Find each line containing the string "with" and return it.

Data entries:

********************

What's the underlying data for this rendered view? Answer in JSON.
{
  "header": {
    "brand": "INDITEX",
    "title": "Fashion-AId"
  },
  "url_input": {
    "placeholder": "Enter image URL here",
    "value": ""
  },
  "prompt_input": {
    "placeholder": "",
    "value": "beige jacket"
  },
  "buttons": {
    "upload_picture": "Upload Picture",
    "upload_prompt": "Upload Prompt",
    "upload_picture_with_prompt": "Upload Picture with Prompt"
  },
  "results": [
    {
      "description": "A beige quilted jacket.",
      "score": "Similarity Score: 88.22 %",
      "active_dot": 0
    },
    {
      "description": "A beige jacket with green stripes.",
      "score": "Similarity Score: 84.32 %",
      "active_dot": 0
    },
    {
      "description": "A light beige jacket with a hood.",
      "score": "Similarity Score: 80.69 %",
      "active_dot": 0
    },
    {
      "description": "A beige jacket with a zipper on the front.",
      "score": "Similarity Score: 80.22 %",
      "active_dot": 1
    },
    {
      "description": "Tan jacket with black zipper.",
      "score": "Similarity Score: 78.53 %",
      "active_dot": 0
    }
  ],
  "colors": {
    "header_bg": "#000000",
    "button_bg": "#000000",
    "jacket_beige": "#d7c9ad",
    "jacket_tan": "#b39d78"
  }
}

********************

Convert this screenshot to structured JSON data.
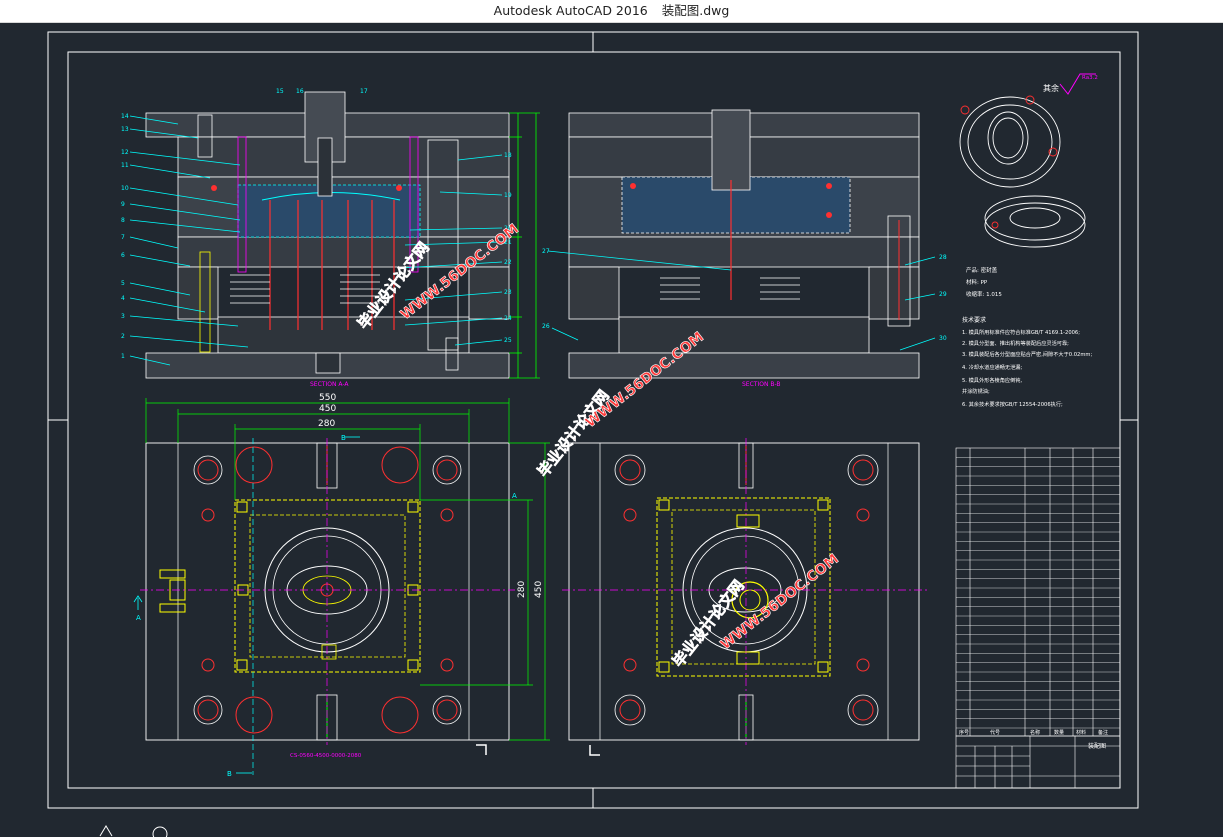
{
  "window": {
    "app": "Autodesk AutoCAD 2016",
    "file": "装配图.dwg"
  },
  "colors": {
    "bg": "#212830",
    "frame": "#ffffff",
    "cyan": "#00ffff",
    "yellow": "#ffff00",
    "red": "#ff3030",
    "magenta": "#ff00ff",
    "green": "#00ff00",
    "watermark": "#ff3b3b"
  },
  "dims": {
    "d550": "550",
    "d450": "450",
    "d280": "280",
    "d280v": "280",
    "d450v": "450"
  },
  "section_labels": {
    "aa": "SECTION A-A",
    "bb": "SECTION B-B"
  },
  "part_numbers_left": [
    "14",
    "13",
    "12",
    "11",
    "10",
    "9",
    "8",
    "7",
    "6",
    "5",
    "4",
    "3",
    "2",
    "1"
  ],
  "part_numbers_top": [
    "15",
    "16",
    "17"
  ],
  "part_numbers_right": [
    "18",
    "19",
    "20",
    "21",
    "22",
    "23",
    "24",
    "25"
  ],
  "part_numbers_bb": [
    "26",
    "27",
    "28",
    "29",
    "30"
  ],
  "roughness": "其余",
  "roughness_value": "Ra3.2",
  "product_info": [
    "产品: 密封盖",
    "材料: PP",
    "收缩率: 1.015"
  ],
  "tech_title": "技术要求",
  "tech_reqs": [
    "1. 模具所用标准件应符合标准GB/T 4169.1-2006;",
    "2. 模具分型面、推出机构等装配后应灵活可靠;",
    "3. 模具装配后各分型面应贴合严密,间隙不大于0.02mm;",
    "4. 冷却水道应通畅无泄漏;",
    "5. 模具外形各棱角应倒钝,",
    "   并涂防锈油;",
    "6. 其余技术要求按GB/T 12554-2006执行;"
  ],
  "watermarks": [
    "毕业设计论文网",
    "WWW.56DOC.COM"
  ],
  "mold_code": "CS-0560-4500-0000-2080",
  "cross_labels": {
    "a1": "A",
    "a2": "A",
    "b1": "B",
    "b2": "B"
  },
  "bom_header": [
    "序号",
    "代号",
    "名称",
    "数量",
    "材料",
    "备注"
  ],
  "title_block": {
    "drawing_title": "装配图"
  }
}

********************

Solution for this task:
    "upload_picture_with_prompt": "Upload Picture with Prompt"
      "description": "A beige jacket with green stripes.",
      "description": "A light beige jacket with a hood.",
      "description": "A beige jacket with a zipper on the front.",
      "description": "Tan jacket with black zipper.",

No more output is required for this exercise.